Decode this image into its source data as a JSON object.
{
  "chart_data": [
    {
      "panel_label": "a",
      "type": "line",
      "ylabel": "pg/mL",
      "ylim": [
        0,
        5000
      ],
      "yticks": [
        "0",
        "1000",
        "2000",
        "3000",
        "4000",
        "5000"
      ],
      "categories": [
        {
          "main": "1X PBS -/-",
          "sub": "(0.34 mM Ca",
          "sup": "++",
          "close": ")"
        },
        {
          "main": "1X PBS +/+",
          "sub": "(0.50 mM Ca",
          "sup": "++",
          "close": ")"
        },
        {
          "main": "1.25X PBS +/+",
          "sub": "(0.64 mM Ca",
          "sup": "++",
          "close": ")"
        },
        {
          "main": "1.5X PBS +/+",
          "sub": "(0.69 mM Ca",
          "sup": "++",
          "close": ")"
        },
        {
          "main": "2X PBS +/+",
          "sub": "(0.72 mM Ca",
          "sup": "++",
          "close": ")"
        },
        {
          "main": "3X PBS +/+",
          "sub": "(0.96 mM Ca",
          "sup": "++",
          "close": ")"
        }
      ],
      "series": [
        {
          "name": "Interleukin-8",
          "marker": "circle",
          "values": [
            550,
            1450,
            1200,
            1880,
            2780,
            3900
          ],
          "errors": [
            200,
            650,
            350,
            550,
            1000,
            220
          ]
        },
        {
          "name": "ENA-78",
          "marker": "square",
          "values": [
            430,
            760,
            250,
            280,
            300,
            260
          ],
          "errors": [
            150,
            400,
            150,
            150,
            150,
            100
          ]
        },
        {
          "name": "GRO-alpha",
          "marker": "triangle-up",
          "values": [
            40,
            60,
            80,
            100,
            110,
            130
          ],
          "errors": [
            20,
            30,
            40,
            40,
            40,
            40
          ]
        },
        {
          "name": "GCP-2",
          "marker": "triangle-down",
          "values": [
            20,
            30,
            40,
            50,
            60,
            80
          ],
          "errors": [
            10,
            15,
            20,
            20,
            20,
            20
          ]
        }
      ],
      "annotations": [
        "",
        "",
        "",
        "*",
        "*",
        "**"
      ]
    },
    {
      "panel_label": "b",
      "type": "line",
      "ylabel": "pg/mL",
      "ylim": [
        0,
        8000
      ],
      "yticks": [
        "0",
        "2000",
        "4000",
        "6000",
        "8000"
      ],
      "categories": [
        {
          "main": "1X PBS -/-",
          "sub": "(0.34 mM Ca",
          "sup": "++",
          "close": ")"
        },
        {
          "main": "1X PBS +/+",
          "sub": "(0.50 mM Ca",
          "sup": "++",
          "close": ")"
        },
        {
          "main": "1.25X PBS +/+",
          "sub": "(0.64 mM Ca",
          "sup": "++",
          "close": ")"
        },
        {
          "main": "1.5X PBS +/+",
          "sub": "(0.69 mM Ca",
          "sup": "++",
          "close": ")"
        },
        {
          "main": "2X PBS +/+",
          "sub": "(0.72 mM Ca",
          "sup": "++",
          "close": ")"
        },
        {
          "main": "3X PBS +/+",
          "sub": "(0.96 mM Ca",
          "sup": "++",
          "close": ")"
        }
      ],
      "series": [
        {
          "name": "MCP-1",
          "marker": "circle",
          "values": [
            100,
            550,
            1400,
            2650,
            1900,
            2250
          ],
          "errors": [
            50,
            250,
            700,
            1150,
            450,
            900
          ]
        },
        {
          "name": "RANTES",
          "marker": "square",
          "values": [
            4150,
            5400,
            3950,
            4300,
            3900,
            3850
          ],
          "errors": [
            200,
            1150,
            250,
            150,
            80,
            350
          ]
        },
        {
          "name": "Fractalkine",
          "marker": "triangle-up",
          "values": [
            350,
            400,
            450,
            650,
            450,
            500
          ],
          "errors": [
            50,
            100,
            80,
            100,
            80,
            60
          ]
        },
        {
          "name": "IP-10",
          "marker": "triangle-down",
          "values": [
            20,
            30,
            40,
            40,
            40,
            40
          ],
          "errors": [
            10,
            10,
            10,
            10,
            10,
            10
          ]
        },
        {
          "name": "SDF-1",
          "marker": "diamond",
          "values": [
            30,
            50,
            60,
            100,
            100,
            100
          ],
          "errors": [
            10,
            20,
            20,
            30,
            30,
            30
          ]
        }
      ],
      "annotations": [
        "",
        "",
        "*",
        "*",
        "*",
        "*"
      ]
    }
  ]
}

Aim =
Copy down the whole of the data above, matching it exactly.

Full output =
Decode this image into its source data as a JSON object.
{
  "chart_data": [
    {
      "panel_label": "a",
      "type": "line",
      "ylabel": "pg/mL",
      "ylim": [
        0,
        5000
      ],
      "yticks": [
        "0",
        "1000",
        "2000",
        "3000",
        "4000",
        "5000"
      ],
      "categories": [
        {
          "main": "1X PBS -/-",
          "sub": "(0.34 mM Ca",
          "sup": "++",
          "close": ")"
        },
        {
          "main": "1X PBS +/+",
          "sub": "(0.50 mM Ca",
          "sup": "++",
          "close": ")"
        },
        {
          "main": "1.25X PBS +/+",
          "sub": "(0.64 mM Ca",
          "sup": "++",
          "close": ")"
        },
        {
          "main": "1.5X PBS +/+",
          "sub": "(0.69 mM Ca",
          "sup": "++",
          "close": ")"
        },
        {
          "main": "2X PBS +/+",
          "sub": "(0.72 mM Ca",
          "sup": "++",
          "close": ")"
        },
        {
          "main": "3X PBS +/+",
          "sub": "(0.96 mM Ca",
          "sup": "++",
          "close": ")"
        }
      ],
      "series": [
        {
          "name": "Interleukin-8",
          "marker": "circle",
          "values": [
            550,
            1450,
            1200,
            1880,
            2780,
            3900
          ],
          "errors": [
            200,
            650,
            350,
            550,
            1000,
            220
          ]
        },
        {
          "name": "ENA-78",
          "marker": "square",
          "values": [
            430,
            760,
            250,
            280,
            300,
            260
          ],
          "errors": [
            150,
            400,
            150,
            150,
            150,
            100
          ]
        },
        {
          "name": "GRO-alpha",
          "marker": "triangle-up",
          "values": [
            40,
            60,
            80,
            100,
            110,
            130
          ],
          "errors": [
            20,
            30,
            40,
            40,
            40,
            40
          ]
        },
        {
          "name": "GCP-2",
          "marker": "triangle-down",
          "values": [
            20,
            30,
            40,
            50,
            60,
            80
          ],
          "errors": [
            10,
            15,
            20,
            20,
            20,
            20
          ]
        }
      ],
      "annotations": [
        "",
        "",
        "",
        "*",
        "*",
        "**"
      ]
    },
    {
      "panel_label": "b",
      "type": "line",
      "ylabel": "pg/mL",
      "ylim": [
        0,
        8000
      ],
      "yticks": [
        "0",
        "2000",
        "4000",
        "6000",
        "8000"
      ],
      "categories": [
        {
          "main": "1X PBS -/-",
          "sub": "(0.34 mM Ca",
          "sup": "++",
          "close": ")"
        },
        {
          "main": "1X PBS +/+",
          "sub": "(0.50 mM Ca",
          "sup": "++",
          "close": ")"
        },
        {
          "main": "1.25X PBS +/+",
          "sub": "(0.64 mM Ca",
          "sup": "++",
          "close": ")"
        },
        {
          "main": "1.5X PBS +/+",
          "sub": "(0.69 mM Ca",
          "sup": "++",
          "close": ")"
        },
        {
          "main": "2X PBS +/+",
          "sub": "(0.72 mM Ca",
          "sup": "++",
          "close": ")"
        },
        {
          "main": "3X PBS +/+",
          "sub": "(0.96 mM Ca",
          "sup": "++",
          "close": ")"
        }
      ],
      "series": [
        {
          "name": "MCP-1",
          "marker": "circle",
          "values": [
            100,
            550,
            1400,
            2650,
            1900,
            2250
          ],
          "errors": [
            50,
            250,
            700,
            1150,
            450,
            900
          ]
        },
        {
          "name": "RANTES",
          "marker": "square",
          "values": [
            4150,
            5400,
            3950,
            4300,
            3900,
            3850
          ],
          "errors": [
            200,
            1150,
            250,
            150,
            80,
            350
          ]
        },
        {
          "name": "Fractalkine",
          "marker": "triangle-up",
          "values": [
            350,
            400,
            450,
            650,
            450,
            500
          ],
          "errors": [
            50,
            100,
            80,
            100,
            80,
            60
          ]
        },
        {
          "name": "IP-10",
          "marker": "triangle-down",
          "values": [
            20,
            30,
            40,
            40,
            40,
            40
          ],
          "errors": [
            10,
            10,
            10,
            10,
            10,
            10
          ]
        },
        {
          "name": "SDF-1",
          "marker": "diamond",
          "values": [
            30,
            50,
            60,
            100,
            100,
            100
          ],
          "errors": [
            10,
            20,
            20,
            30,
            30,
            30
          ]
        }
      ],
      "annotations": [
        "",
        "",
        "*",
        "*",
        "*",
        "*"
      ]
    }
  ]
}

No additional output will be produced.